▶ WHAT YOU ARE ASKED TO DO:
Your task is to quote the material that follows, in full and exactly.

## START DATA SUPPLIED

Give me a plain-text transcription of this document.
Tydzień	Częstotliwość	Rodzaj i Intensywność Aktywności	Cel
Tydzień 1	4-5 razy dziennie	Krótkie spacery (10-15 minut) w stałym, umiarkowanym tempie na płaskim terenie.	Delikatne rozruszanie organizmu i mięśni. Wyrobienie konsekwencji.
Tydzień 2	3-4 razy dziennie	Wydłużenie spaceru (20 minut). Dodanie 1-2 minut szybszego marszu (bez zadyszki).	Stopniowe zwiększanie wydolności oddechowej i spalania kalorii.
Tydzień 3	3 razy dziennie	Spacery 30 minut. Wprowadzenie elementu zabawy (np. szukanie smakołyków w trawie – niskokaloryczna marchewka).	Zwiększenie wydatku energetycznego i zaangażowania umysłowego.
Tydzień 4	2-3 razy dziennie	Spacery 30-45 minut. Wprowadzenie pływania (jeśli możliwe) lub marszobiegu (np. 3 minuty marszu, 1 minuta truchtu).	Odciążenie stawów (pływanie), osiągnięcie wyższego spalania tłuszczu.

## END DATA SUPPLIED

▶ EXPECTED OUTPUT:
Give me a plain-text transcription of this document.
Tydzień	Częstotliwość	Rodzaj i Intensywność Aktywności	Cel
Tydzień 1	4-5 razy dziennie	Krótkie spacery (10-15 minut) w stałym, umiarkowanym tempie na płaskim terenie.	Delikatne rozruszanie organizmu i mięśni. Wyrobienie konsekwencji.
Tydzień 2	3-4 razy dziennie	Wydłużenie spaceru (20 minut). Dodanie 1-2 minut szybszego marszu (bez zadyszki).	Stopniowe zwiększanie wydolności oddechowej i spalania kalorii.
Tydzień 3	3 razy dziennie	Spacery 30 minut. Wprowadzenie elementu zabawy (np. szukanie smakołyków w trawie – niskokaloryczna marchewka).	Zwiększenie wydatku energetycznego i zaangażowania umysłowego.
Tydzień 4	2-3 razy dziennie	Spacery 30-45 minut. Wprowadzenie pływania (jeśli możliwe) lub marszobiegu (np. 3 minuty marszu, 1 minuta truchtu).	Odciążenie stawów (pływanie), osiągnięcie wyższego spalania tłuszczu.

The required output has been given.